• WHAT YOU WILL DO:
Your task is to give the listing below back word for word, pictures excluded.
※
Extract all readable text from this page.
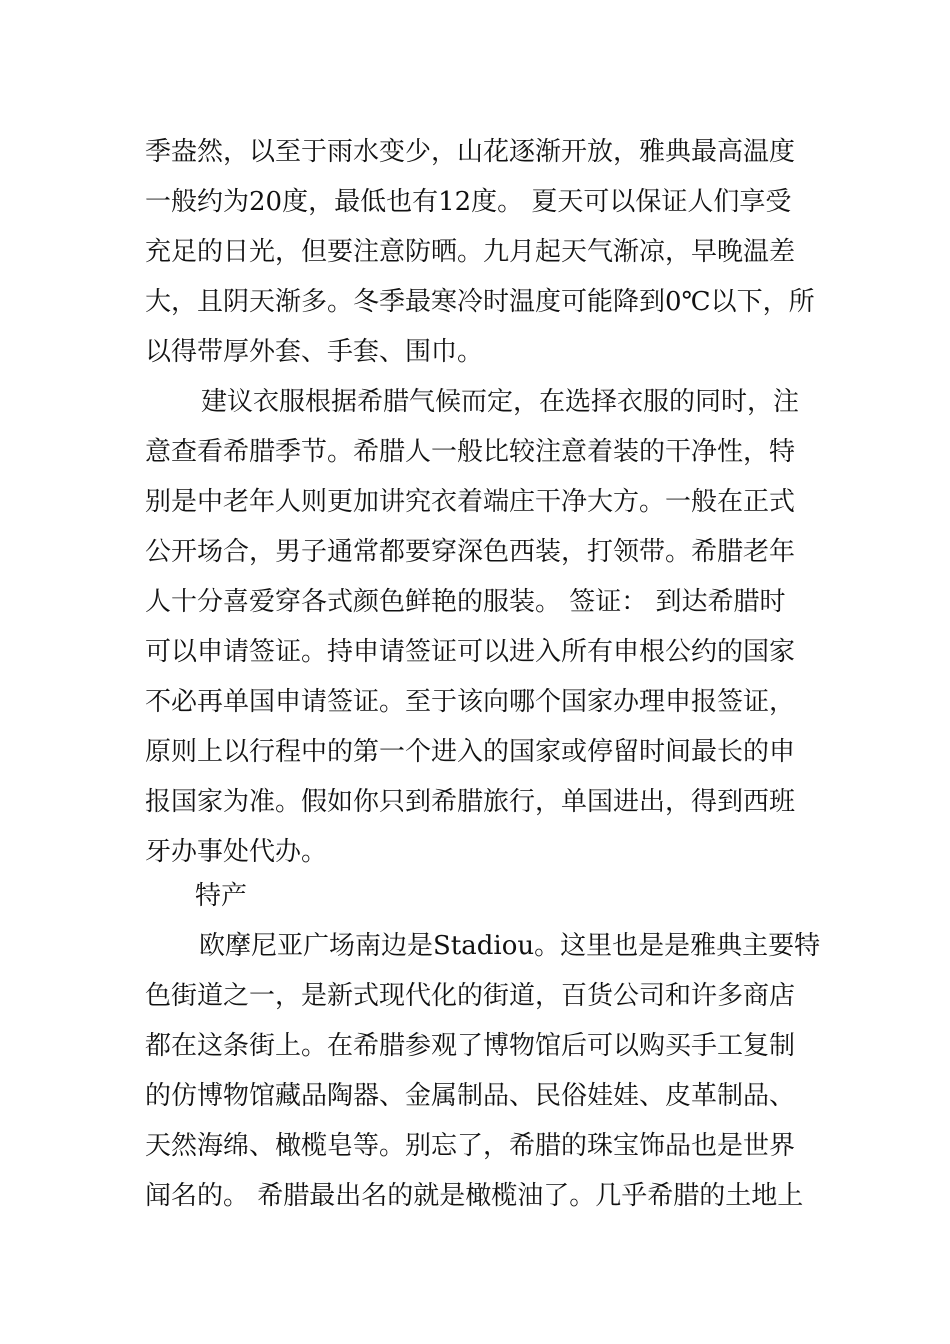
季盎然，以至于雨水变少，山花逐渐开放，雅典最高温度
一般约为20度，最低也有12度。 夏天可以保证人们享受
充足的日光，但要注意防晒。九月起天气渐凉，早晚温差
大，且阴天渐多。冬季最寒冷时温度可能降到0℃以下，所
以得带厚外套、手套、围巾。
建议衣服根据希腊气候而定，在选择衣服的同时，注
意查看希腊季节。希腊人一般比较注意着装的干净性，特
别是中老年人则更加讲究衣着端庄干净大方。一般在正式
公开场合，男子通常都要穿深色西装，打领带。希腊老年
人十分喜爱穿各式颜色鲜艳的服装。 签证： 到达希腊时
可以申请签证。持申请签证可以进入所有申根公约的国家
不必再单国申请签证。至于该向哪个国家办理申报签证，
原则上以行程中的第一个进入的国家或停留时间最长的申
报国家为准。假如你只到希腊旅行，单国进出，得到西班
牙办事处代办。
特产
欧摩尼亚广场南边是Stadiou。这里也是是雅典主要特
色街道之一，是新式现代化的街道，百货公司和许多商店
都在这条街上。在希腊参观了博物馆后可以购买手工复制
的仿博物馆藏品陶器、金属制品、民俗娃娃、皮革制品、
天然海绵、橄榄皂等。别忘了，希腊的珠宝饰品也是世界
闻名的。 希腊最出名的就是橄榄油了。几乎希腊的土地上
※
• EXERCISE RESULT:
Extract all readable text from this page.
季盎然，以至于雨水变少，山花逐渐开放，雅典最高温度
一般约为20度，最低也有12度。 夏天可以保证人们享受
充足的日光，但要注意防晒。九月起天气渐凉，早晚温差
大，且阴天渐多。冬季最寒冷时温度可能降到0℃以下，所
以得带厚外套、手套、围巾。
建议衣服根据希腊气候而定，在选择衣服的同时，注
意查看希腊季节。希腊人一般比较注意着装的干净性，特
别是中老年人则更加讲究衣着端庄干净大方。一般在正式
公开场合，男子通常都要穿深色西装，打领带。希腊老年
人十分喜爱穿各式颜色鲜艳的服装。 签证： 到达希腊时
可以申请签证。持申请签证可以进入所有申根公约的国家
不必再单国申请签证。至于该向哪个国家办理申报签证，
原则上以行程中的第一个进入的国家或停留时间最长的申
报国家为准。假如你只到希腊旅行，单国进出，得到西班
牙办事处代办。
特产
欧摩尼亚广场南边是Stadiou。这里也是是雅典主要特
色街道之一，是新式现代化的街道，百货公司和许多商店
都在这条街上。在希腊参观了博物馆后可以购买手工复制
的仿博物馆藏品陶器、金属制品、民俗娃娃、皮革制品、
天然海绵、橄榄皂等。别忘了，希腊的珠宝饰品也是世界
闻名的。 希腊最出名的就是橄榄油了。几乎希腊的土地上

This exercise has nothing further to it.